» Task:
Look through the data for the string "plateau". Copy every line where it is found.

--- Begin ---

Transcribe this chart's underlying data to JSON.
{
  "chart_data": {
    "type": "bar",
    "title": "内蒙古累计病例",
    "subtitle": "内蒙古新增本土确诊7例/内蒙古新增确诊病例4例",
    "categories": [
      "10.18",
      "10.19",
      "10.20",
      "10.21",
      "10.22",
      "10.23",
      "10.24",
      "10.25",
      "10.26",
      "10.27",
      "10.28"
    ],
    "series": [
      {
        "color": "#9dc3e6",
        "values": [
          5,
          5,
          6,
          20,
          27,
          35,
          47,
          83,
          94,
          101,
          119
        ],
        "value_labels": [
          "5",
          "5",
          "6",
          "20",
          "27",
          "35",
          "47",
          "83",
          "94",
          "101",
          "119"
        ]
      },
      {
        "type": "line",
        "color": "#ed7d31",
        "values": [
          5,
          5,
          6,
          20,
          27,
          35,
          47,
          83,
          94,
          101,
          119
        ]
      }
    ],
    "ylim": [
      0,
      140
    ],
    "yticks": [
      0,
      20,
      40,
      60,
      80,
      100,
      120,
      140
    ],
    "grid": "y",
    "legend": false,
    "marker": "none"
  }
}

--- End ---
--- Begin ---

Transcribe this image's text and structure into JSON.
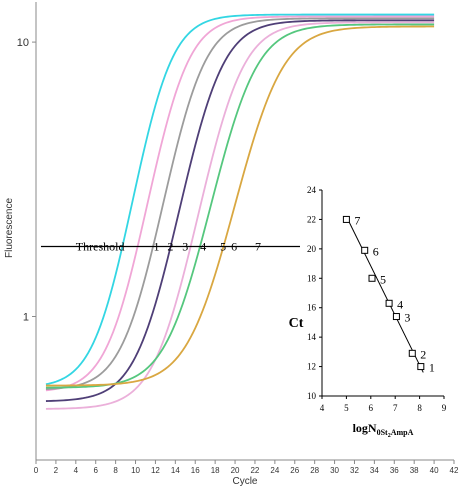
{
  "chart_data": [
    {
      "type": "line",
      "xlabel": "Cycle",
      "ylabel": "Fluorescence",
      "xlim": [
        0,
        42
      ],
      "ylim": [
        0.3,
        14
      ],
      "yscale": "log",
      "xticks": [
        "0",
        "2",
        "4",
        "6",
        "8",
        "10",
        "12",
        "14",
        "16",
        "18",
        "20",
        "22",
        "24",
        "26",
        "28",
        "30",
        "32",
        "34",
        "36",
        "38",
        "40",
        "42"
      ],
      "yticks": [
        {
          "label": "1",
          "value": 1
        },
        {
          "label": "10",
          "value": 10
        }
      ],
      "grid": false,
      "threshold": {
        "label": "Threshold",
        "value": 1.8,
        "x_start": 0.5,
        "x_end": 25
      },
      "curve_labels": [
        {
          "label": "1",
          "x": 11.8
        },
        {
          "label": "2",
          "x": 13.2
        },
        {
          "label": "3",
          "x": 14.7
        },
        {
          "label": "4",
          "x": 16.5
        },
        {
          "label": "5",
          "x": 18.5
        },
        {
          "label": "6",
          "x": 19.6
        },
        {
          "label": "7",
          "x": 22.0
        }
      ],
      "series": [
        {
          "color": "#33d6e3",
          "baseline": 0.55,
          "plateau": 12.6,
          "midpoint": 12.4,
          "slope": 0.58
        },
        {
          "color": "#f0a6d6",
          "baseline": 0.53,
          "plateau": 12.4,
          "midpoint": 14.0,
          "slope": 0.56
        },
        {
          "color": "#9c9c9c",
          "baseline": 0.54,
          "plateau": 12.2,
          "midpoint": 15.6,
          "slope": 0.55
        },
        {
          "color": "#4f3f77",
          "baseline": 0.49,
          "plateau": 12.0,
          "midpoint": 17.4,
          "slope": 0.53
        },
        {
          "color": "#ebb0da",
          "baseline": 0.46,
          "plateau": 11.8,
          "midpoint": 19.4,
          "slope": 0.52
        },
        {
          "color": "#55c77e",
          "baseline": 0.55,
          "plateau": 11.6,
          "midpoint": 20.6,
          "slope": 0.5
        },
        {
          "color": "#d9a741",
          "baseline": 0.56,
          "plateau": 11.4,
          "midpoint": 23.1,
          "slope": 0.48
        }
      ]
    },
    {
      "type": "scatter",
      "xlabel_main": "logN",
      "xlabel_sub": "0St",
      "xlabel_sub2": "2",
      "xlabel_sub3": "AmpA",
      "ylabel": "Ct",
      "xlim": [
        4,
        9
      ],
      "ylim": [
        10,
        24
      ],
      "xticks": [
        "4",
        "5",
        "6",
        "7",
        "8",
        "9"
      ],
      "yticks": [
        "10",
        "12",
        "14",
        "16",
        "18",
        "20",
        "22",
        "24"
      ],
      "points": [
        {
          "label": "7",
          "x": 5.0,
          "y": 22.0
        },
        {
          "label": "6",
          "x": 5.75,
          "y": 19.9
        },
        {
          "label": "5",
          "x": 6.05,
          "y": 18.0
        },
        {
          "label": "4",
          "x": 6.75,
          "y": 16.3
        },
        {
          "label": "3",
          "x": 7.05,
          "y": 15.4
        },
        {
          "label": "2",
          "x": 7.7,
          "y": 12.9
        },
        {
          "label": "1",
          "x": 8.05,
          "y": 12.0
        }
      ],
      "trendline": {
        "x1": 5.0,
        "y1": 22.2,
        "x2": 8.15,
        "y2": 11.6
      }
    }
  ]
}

--- End ---

» Completed exercise:
          "plateau": 12.6,
          "plateau": 12.4,
          "plateau": 12.2,
          "plateau": 12.0,
          "plateau": 11.8,
          "plateau": 11.6,
          "plateau": 11.4,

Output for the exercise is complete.